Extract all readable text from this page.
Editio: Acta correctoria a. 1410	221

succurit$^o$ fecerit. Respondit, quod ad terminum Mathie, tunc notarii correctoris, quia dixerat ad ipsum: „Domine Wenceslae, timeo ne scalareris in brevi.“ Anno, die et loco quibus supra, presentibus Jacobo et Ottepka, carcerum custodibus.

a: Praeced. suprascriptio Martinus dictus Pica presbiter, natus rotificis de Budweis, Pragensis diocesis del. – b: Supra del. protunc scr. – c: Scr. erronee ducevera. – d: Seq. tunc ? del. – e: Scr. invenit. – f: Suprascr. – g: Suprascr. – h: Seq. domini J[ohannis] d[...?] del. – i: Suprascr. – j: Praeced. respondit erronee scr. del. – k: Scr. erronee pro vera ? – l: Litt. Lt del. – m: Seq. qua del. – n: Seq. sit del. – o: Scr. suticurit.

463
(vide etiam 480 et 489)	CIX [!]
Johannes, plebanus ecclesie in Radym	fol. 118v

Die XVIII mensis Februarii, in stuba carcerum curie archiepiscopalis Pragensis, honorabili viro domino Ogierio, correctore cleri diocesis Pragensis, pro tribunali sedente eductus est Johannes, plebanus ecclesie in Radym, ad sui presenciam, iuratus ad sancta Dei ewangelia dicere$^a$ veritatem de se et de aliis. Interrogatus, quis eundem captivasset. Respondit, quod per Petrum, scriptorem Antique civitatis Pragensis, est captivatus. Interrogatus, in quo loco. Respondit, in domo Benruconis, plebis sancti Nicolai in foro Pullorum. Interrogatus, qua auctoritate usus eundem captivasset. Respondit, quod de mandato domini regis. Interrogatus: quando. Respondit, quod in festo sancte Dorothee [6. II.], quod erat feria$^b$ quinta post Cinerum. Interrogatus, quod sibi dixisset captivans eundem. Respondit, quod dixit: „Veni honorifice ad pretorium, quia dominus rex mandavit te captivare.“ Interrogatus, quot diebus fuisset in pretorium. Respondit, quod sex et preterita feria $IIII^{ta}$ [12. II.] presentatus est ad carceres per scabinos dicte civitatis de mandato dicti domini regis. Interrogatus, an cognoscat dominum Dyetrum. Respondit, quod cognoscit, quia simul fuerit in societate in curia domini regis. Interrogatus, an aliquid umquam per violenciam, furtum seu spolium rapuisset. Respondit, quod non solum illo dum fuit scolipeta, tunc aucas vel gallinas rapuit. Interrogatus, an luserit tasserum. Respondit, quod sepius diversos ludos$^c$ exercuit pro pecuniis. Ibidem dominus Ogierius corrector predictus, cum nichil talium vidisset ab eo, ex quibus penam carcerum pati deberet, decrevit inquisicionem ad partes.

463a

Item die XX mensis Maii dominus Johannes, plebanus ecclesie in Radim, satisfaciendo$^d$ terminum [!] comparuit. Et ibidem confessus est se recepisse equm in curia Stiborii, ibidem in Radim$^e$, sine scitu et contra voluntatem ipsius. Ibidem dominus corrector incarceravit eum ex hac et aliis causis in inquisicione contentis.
== == ==
• [Required work]
Word for word, quote all of the data above.

• [Output of the task]
Extract all readable text from this page.
Editio: Acta correctoria a. 1410	221

succurit$^o$ fecerit. Respondit, quod ad terminum Mathie, tunc notarii correctoris, quia dixerat ad ipsum: „Domine Wenceslae, timeo ne scalareris in brevi.“ Anno, die et loco quibus supra, presentibus Jacobo et Ottepka, carcerum custodibus.

a: Praeced. suprascriptio Martinus dictus Pica presbiter, natus rotificis de Budweis, Pragensis diocesis del. – b: Supra del. protunc scr. – c: Scr. erronee ducevera. – d: Seq. tunc ? del. – e: Scr. invenit. – f: Suprascr. – g: Suprascr. – h: Seq. domini J[ohannis] d[...?] del. – i: Suprascr. – j: Praeced. respondit erronee scr. del. – k: Scr. erronee pro vera ? – l: Litt. Lt del. – m: Seq. qua del. – n: Seq. sit del. – o: Scr. suticurit.

463
(vide etiam 480 et 489)	CIX [!]
Johannes, plebanus ecclesie in Radym	fol. 118v

Die XVIII mensis Februarii, in stuba carcerum curie archiepiscopalis Pragensis, honorabili viro domino Ogierio, correctore cleri diocesis Pragensis, pro tribunali sedente eductus est Johannes, plebanus ecclesie in Radym, ad sui presenciam, iuratus ad sancta Dei ewangelia dicere$^a$ veritatem de se et de aliis. Interrogatus, quis eundem captivasset. Respondit, quod per Petrum, scriptorem Antique civitatis Pragensis, est captivatus. Interrogatus, in quo loco. Respondit, in domo Benruconis, plebis sancti Nicolai in foro Pullorum. Interrogatus, qua auctoritate usus eundem captivasset. Respondit, quod de mandato domini regis. Interrogatus: quando. Respondit, quod in festo sancte Dorothee [6. II.], quod erat feria$^b$ quinta post Cinerum. Interrogatus, quod sibi dixisset captivans eundem. Respondit, quod dixit: „Veni honorifice ad pretorium, quia dominus rex mandavit te captivare.“ Interrogatus, quot diebus fuisset in pretorium. Respondit, quod sex et preterita feria $IIII^{ta}$ [12. II.] presentatus est ad carceres per scabinos dicte civitatis de mandato dicti domini regis. Interrogatus, an cognoscat dominum Dyetrum. Respondit, quod cognoscit, quia simul fuerit in societate in curia domini regis. Interrogatus, an aliquid umquam per violenciam, furtum seu spolium rapuisset. Respondit, quod non solum illo dum fuit scolipeta, tunc aucas vel gallinas rapuit. Interrogatus, an luserit tasserum. Respondit, quod sepius diversos ludos$^c$ exercuit pro pecuniis. Ibidem dominus Ogierius corrector predictus, cum nichil talium vidisset ab eo, ex quibus penam carcerum pati deberet, decrevit inquisicionem ad partes.

463a

Item die XX mensis Maii dominus Johannes, plebanus ecclesie in Radim, satisfaciendo$^d$ terminum [!] comparuit. Et ibidem confessus est se recepisse equm in curia Stiborii, ibidem in Radim$^e$, sine scitu et contra voluntatem ipsius. Ibidem dominus corrector incarceravit eum ex hac et aliis causis in inquisicione contentis.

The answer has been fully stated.